● Given request: In the listing below, locate the lines bearing the word "value". Copy every one of them.

(Stored entries)
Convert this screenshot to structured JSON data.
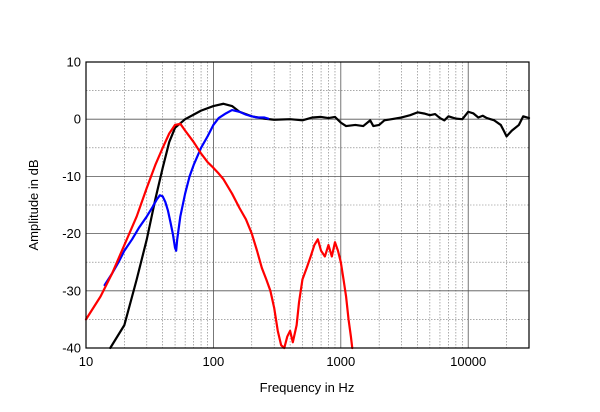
{
  "chart_data": {
    "type": "line",
    "title": "",
    "xlabel": "Frequency  in Hz",
    "ylabel": "Amplitude in dB",
    "xscale": "log",
    "xlim": [
      10,
      30000
    ],
    "ylim": [
      -40,
      10
    ],
    "grid": true,
    "x_tick_labels": [
      {
        "value": 10,
        "label": "10"
      },
      {
        "value": 100,
        "label": "100"
      },
      {
        "value": 1000,
        "label": "1000"
      },
      {
        "value": 10000,
        "label": "10000"
      }
    ],
    "y_tick_labels": [
      {
        "value": 10,
        "label": "10"
      },
      {
        "value": 0,
        "label": "0"
      },
      {
        "value": -10,
        "label": "-10"
      },
      {
        "value": -20,
        "label": "-20"
      },
      {
        "value": -30,
        "label": "-30"
      },
      {
        "value": -40,
        "label": "-40"
      }
    ],
    "series": [
      {
        "name": "black",
        "color": "#000000",
        "points": [
          [
            15.5,
            -40
          ],
          [
            20,
            -36
          ],
          [
            25,
            -28
          ],
          [
            30,
            -21
          ],
          [
            35,
            -14
          ],
          [
            40,
            -8.5
          ],
          [
            45,
            -4
          ],
          [
            50,
            -1.5
          ],
          [
            60,
            0
          ],
          [
            70,
            0.8
          ],
          [
            80,
            1.5
          ],
          [
            100,
            2.3
          ],
          [
            120,
            2.7
          ],
          [
            140,
            2.3
          ],
          [
            160,
            1.3
          ],
          [
            200,
            0.5
          ],
          [
            250,
            0.1
          ],
          [
            300,
            -0.1
          ],
          [
            400,
            0
          ],
          [
            500,
            -0.2
          ],
          [
            600,
            0.3
          ],
          [
            700,
            0.4
          ],
          [
            800,
            0.2
          ],
          [
            900,
            0.4
          ],
          [
            1000,
            -0.6
          ],
          [
            1100,
            -1.2
          ],
          [
            1300,
            -1
          ],
          [
            1500,
            -1.2
          ],
          [
            1700,
            -0.2
          ],
          [
            1800,
            -1.2
          ],
          [
            2000,
            -1
          ],
          [
            2200,
            -0.2
          ],
          [
            2500,
            0
          ],
          [
            3000,
            0.3
          ],
          [
            3500,
            0.7
          ],
          [
            4000,
            1.2
          ],
          [
            4500,
            1
          ],
          [
            5000,
            0.7
          ],
          [
            5500,
            0.9
          ],
          [
            6000,
            0.2
          ],
          [
            6500,
            -0.2
          ],
          [
            7000,
            0.5
          ],
          [
            8000,
            0.1
          ],
          [
            9000,
            0
          ],
          [
            10000,
            1.3
          ],
          [
            11000,
            1
          ],
          [
            12000,
            0.3
          ],
          [
            13000,
            0.6
          ],
          [
            14000,
            0.2
          ],
          [
            16000,
            -0.2
          ],
          [
            18000,
            -1
          ],
          [
            19000,
            -2
          ],
          [
            20000,
            -3
          ],
          [
            22000,
            -2
          ],
          [
            25000,
            -1
          ],
          [
            27000,
            0.5
          ],
          [
            30000,
            0.2
          ]
        ]
      },
      {
        "name": "blue",
        "color": "#0000ff",
        "points": [
          [
            14,
            -29
          ],
          [
            16,
            -27
          ],
          [
            18,
            -25
          ],
          [
            20,
            -23
          ],
          [
            23,
            -21
          ],
          [
            26,
            -19
          ],
          [
            30,
            -17
          ],
          [
            33,
            -15.5
          ],
          [
            36,
            -14
          ],
          [
            38,
            -13.3
          ],
          [
            40,
            -13.5
          ],
          [
            42,
            -14.5
          ],
          [
            44,
            -16
          ],
          [
            46,
            -18
          ],
          [
            48,
            -20
          ],
          [
            50,
            -22.5
          ],
          [
            51,
            -23
          ],
          [
            52,
            -21
          ],
          [
            55,
            -17
          ],
          [
            60,
            -13
          ],
          [
            65,
            -10
          ],
          [
            70,
            -8
          ],
          [
            80,
            -5
          ],
          [
            90,
            -3
          ],
          [
            100,
            -1
          ],
          [
            110,
            0.2
          ],
          [
            125,
            1
          ],
          [
            140,
            1.6
          ],
          [
            160,
            1.3
          ],
          [
            180,
            0.8
          ],
          [
            200,
            0.5
          ],
          [
            220,
            0.3
          ],
          [
            250,
            0.3
          ],
          [
            270,
            0.1
          ]
        ]
      },
      {
        "name": "red",
        "color": "#ff0000",
        "points": [
          [
            10,
            -35
          ],
          [
            13,
            -31
          ],
          [
            16,
            -27
          ],
          [
            20,
            -22
          ],
          [
            25,
            -17
          ],
          [
            30,
            -12
          ],
          [
            35,
            -8
          ],
          [
            40,
            -5
          ],
          [
            45,
            -2.5
          ],
          [
            50,
            -1
          ],
          [
            55,
            -0.8
          ],
          [
            60,
            -2
          ],
          [
            70,
            -4
          ],
          [
            80,
            -6
          ],
          [
            90,
            -7.5
          ],
          [
            100,
            -8.5
          ],
          [
            110,
            -9.5
          ],
          [
            120,
            -10.5
          ],
          [
            140,
            -13
          ],
          [
            160,
            -15.5
          ],
          [
            180,
            -17.5
          ],
          [
            200,
            -20
          ],
          [
            220,
            -23
          ],
          [
            240,
            -26
          ],
          [
            260,
            -28
          ],
          [
            280,
            -30
          ],
          [
            300,
            -33
          ],
          [
            320,
            -37
          ],
          [
            340,
            -39.5
          ],
          [
            360,
            -40
          ],
          [
            380,
            -38
          ],
          [
            400,
            -37
          ],
          [
            420,
            -39
          ],
          [
            450,
            -36
          ],
          [
            470,
            -32
          ],
          [
            500,
            -28
          ],
          [
            540,
            -26
          ],
          [
            580,
            -24
          ],
          [
            620,
            -22
          ],
          [
            660,
            -21
          ],
          [
            700,
            -23
          ],
          [
            750,
            -24
          ],
          [
            800,
            -22
          ],
          [
            850,
            -24
          ],
          [
            900,
            -21.5
          ],
          [
            950,
            -23
          ],
          [
            1000,
            -25
          ],
          [
            1050,
            -28
          ],
          [
            1100,
            -31
          ],
          [
            1150,
            -35
          ],
          [
            1200,
            -38
          ],
          [
            1230,
            -40
          ]
        ]
      }
    ]
  }
}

● Right answer:
        "value": 10,
        "value": 100,
        "value": 1000,
        "value": 10000,
        "value": 10,
        "value": 0,
        "value": -10,
        "value": -20,
        "value": -30,
        "value": -40,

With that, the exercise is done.